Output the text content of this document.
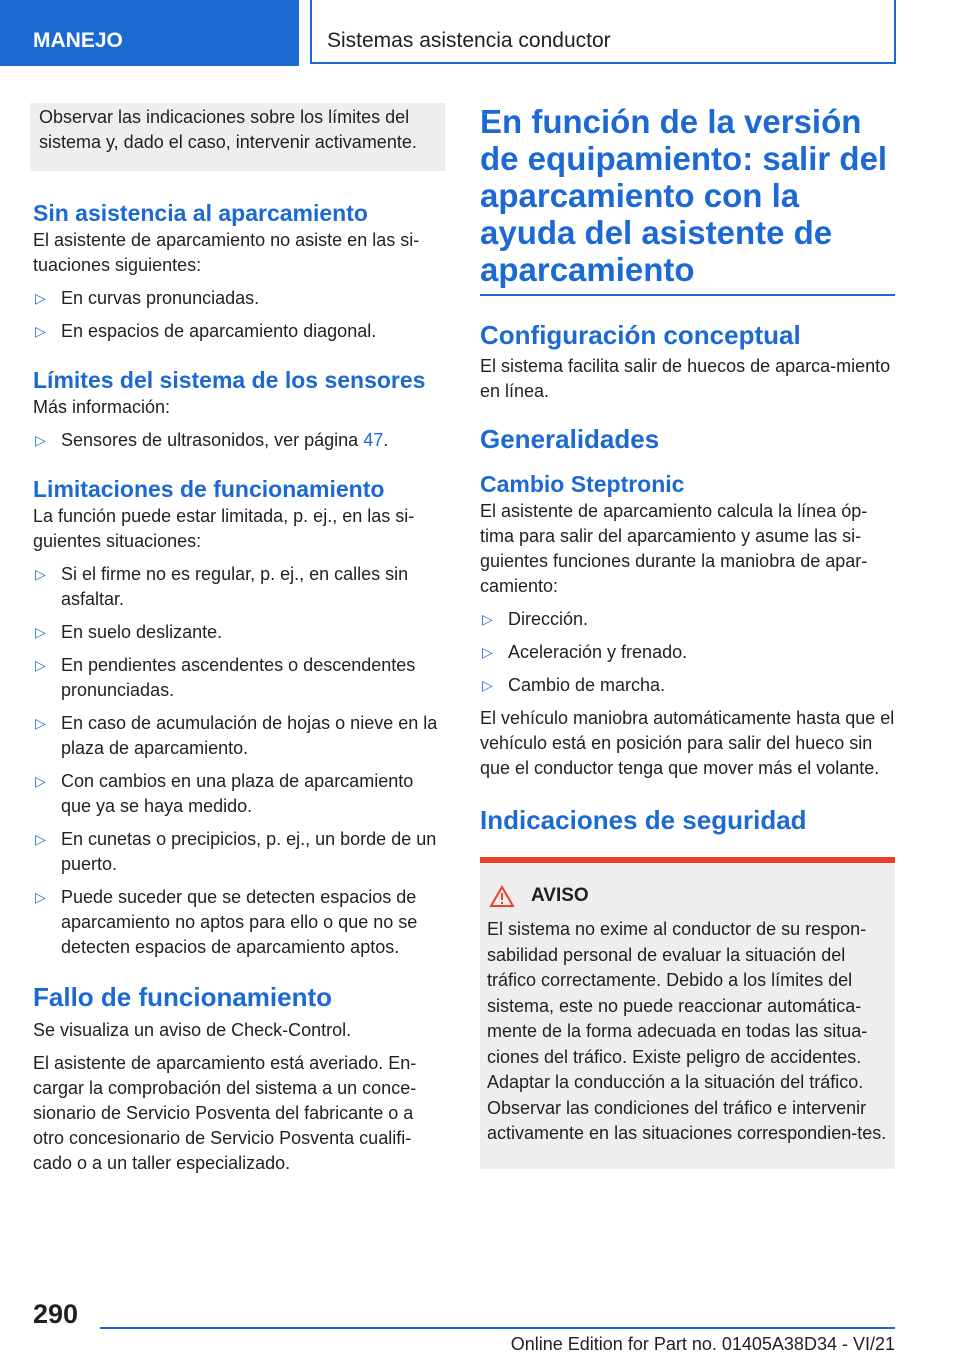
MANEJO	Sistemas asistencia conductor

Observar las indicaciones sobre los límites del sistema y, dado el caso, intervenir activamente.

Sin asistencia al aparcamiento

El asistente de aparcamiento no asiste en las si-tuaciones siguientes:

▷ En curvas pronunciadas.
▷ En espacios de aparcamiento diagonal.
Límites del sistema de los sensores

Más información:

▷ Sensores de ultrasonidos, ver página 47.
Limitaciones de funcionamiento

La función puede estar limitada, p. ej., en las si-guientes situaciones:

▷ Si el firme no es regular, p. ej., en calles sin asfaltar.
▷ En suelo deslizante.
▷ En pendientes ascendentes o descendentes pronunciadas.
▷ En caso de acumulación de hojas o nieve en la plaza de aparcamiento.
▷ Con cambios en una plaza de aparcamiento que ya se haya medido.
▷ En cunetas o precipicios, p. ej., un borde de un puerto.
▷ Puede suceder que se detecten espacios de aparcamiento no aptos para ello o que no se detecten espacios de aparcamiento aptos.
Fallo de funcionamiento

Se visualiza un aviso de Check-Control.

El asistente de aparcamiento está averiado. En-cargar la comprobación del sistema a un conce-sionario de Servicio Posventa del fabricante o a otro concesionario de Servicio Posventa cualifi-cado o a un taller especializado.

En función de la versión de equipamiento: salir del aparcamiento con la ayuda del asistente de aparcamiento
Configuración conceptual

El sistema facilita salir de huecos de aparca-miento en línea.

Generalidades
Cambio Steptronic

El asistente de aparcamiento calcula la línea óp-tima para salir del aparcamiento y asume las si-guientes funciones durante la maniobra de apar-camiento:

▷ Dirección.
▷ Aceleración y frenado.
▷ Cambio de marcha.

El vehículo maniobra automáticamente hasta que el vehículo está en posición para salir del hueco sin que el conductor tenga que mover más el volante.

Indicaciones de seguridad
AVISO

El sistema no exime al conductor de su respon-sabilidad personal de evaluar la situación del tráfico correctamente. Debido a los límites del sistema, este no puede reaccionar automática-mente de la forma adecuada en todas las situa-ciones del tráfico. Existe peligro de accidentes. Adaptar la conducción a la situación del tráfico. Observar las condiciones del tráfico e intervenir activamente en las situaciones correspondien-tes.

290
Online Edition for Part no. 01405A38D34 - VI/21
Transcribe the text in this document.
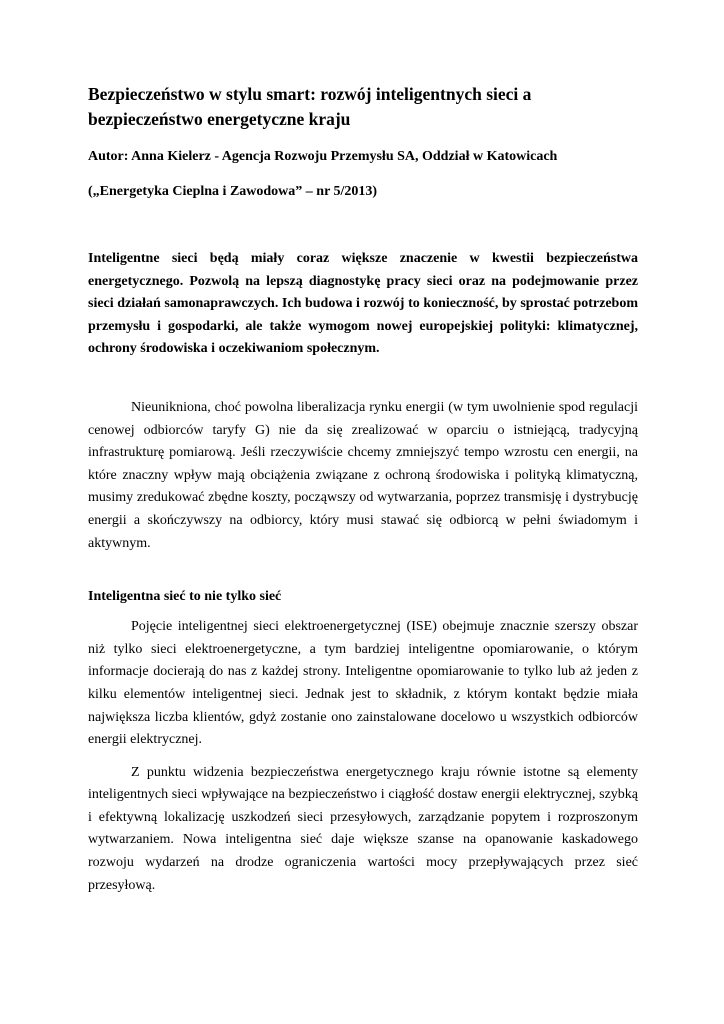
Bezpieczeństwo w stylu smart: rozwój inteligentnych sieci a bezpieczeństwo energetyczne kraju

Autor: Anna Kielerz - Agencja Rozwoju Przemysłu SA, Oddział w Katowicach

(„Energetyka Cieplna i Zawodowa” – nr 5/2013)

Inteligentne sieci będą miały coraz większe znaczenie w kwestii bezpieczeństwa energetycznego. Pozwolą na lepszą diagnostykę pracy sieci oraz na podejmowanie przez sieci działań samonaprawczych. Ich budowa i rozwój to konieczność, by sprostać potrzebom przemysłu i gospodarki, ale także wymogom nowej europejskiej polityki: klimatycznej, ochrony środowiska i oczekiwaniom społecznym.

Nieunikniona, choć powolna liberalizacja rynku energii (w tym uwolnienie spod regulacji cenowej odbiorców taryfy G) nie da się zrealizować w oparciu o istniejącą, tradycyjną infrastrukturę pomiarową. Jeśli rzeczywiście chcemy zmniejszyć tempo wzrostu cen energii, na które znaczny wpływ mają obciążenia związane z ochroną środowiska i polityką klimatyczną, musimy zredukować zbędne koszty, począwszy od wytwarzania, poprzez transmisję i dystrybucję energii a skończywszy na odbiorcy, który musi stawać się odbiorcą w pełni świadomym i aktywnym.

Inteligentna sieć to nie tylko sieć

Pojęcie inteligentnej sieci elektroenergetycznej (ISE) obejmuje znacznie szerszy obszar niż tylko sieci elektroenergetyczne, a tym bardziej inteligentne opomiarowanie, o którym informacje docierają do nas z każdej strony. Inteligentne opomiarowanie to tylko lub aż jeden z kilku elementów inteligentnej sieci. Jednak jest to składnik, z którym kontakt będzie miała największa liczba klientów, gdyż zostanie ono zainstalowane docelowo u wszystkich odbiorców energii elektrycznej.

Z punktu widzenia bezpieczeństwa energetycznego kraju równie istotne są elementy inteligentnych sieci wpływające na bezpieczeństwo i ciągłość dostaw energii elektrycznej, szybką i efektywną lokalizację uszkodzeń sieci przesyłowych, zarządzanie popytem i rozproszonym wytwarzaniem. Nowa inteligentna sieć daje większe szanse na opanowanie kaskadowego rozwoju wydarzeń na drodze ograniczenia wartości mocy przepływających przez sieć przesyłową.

○ ○ ○ ○

SET TASK: Extract each line from the listing that holds the word "función".

OUTPUT OF THE EXERCISE:
La función puede estar limitada, p. ej., en las si-guientes situaciones:
En función de la versión de equipamiento: salir del aparcamiento con la ayuda del asistente de aparcamiento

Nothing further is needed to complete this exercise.